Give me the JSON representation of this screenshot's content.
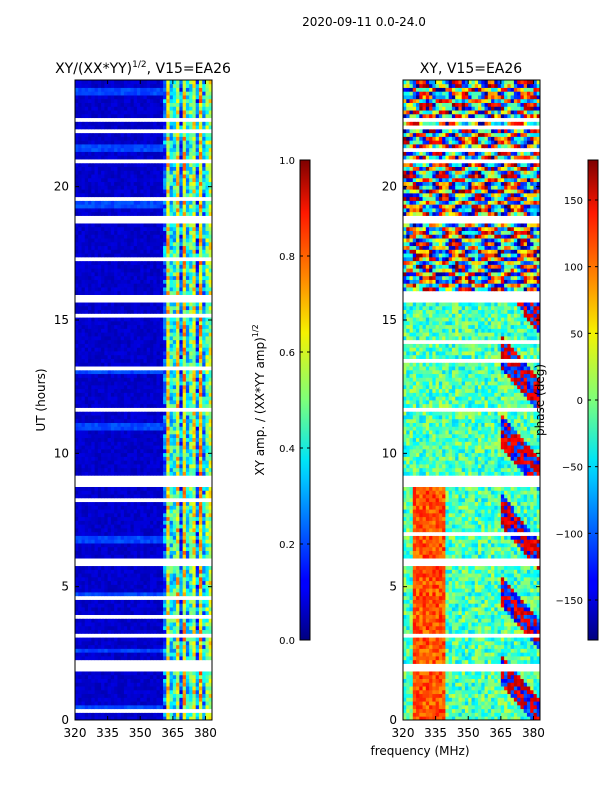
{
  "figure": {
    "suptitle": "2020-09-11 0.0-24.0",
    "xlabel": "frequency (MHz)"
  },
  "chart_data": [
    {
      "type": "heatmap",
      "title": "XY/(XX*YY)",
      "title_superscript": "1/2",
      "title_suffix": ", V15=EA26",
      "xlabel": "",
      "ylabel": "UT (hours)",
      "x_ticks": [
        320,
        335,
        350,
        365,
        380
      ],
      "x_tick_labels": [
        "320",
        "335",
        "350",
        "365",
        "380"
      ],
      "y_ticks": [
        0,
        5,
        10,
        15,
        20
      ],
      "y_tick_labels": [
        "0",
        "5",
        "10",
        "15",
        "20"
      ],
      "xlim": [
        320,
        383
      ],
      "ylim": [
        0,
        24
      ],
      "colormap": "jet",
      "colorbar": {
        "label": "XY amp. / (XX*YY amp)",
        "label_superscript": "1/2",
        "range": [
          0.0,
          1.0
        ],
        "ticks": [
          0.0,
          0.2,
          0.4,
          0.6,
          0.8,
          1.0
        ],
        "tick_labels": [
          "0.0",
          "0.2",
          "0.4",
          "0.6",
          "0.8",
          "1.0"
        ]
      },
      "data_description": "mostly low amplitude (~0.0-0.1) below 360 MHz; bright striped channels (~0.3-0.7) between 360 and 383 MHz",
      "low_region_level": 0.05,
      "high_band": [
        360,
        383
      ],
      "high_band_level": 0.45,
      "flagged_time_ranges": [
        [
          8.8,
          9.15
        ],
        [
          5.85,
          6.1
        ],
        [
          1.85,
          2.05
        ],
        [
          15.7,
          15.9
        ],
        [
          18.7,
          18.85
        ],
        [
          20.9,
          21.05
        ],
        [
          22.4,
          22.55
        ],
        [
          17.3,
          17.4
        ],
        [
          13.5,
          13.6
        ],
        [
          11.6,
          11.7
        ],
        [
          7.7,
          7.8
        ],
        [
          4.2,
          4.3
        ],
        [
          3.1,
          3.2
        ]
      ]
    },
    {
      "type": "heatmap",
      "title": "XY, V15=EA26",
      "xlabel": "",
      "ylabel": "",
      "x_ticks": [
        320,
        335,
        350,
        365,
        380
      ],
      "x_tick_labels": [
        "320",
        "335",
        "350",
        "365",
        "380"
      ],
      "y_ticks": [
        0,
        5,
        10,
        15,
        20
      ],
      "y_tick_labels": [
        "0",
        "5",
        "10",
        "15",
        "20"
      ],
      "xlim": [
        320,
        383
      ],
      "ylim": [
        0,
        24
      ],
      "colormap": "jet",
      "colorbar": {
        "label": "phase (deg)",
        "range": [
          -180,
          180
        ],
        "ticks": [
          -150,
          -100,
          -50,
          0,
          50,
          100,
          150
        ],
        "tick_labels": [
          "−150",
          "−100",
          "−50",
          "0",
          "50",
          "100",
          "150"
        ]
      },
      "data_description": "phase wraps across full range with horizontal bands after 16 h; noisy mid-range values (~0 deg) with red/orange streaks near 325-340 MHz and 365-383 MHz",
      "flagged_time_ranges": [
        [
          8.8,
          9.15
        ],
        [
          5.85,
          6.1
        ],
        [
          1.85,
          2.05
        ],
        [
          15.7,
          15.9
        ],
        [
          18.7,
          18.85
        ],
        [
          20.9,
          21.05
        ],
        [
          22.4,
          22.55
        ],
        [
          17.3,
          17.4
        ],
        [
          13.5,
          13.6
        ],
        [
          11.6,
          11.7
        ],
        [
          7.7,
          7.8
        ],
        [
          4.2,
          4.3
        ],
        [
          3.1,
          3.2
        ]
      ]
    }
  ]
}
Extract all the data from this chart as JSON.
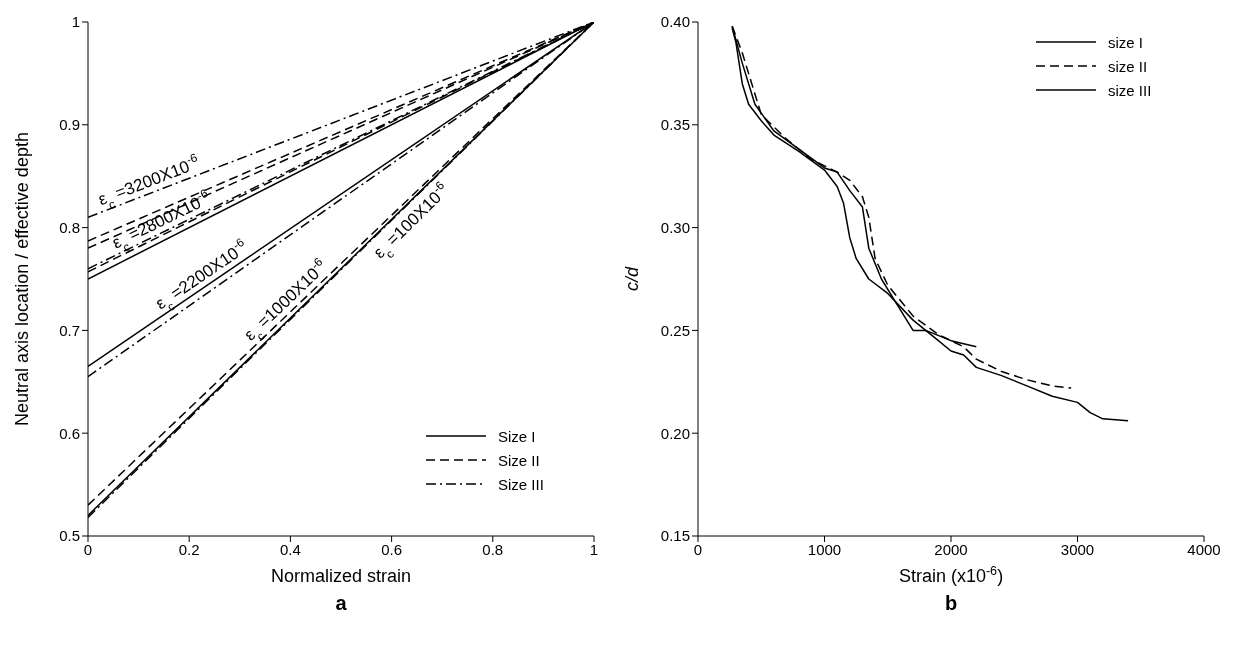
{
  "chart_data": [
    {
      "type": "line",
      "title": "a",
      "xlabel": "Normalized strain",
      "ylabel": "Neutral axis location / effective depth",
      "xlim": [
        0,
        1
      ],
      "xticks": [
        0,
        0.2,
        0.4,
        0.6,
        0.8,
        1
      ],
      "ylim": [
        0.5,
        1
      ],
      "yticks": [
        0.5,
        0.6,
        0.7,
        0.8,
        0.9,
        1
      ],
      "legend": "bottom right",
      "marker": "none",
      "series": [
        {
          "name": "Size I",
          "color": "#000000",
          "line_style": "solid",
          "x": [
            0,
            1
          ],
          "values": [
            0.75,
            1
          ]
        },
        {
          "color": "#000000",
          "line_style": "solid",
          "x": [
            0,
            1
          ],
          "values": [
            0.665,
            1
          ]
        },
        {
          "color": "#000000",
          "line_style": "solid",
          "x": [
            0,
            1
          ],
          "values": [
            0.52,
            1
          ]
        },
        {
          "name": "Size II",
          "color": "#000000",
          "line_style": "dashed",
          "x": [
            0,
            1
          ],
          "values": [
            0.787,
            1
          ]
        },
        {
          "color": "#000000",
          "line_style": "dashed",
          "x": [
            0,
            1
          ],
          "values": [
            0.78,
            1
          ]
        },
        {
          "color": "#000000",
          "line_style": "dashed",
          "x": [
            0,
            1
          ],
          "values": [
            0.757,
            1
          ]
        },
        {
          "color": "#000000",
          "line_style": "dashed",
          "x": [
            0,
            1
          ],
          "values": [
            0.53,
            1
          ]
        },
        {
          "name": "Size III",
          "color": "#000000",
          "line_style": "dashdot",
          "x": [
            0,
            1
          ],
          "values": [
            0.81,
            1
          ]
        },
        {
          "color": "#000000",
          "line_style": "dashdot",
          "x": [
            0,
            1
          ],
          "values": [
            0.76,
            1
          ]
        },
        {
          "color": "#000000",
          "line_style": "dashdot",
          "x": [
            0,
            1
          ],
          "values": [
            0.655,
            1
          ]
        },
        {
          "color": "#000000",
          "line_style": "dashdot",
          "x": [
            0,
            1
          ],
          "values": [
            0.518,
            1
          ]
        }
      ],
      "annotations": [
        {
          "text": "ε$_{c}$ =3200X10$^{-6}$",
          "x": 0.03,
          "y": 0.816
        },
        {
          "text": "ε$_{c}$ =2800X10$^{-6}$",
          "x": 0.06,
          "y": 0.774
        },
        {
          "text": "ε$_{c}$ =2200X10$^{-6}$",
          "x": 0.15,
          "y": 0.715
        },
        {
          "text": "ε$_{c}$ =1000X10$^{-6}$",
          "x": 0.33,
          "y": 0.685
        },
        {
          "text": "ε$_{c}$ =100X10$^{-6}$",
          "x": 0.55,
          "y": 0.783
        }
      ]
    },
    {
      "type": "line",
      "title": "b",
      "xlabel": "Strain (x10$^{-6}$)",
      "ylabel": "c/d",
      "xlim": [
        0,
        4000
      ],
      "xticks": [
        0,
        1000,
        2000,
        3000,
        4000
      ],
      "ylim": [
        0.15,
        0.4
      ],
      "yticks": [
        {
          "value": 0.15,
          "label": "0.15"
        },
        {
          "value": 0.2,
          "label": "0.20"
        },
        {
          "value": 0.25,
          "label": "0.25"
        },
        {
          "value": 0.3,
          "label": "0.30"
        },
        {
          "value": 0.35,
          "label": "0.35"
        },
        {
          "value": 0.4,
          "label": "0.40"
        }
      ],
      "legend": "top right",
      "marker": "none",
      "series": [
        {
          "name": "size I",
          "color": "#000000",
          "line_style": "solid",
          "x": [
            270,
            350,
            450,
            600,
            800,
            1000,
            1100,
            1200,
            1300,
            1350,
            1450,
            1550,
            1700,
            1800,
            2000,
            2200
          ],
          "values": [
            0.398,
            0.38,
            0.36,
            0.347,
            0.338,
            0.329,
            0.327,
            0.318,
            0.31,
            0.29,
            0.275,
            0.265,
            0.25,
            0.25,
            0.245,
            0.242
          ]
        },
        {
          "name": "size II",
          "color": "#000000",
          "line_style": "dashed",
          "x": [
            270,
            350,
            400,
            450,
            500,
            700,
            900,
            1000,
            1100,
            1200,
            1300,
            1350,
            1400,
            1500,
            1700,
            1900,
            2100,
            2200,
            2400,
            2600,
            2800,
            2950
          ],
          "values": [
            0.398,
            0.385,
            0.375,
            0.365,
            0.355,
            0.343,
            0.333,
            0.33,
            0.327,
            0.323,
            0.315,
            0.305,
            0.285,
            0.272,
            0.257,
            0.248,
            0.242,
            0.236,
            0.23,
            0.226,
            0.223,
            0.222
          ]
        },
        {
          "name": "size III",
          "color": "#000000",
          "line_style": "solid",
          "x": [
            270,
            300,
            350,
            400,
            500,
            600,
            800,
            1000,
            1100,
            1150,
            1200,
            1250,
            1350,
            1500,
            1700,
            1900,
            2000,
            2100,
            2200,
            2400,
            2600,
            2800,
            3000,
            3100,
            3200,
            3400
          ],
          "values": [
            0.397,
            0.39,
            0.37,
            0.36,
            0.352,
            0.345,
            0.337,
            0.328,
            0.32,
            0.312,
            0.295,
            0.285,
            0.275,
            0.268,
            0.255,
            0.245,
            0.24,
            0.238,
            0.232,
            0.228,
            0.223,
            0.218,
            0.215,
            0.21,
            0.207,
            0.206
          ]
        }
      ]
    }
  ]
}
======
▸ **WORK REQUIRED**
Your answer should be a single number: how many lines of the material contain the word "name".

▸ **RESULT OF THIS EXERCISE**
6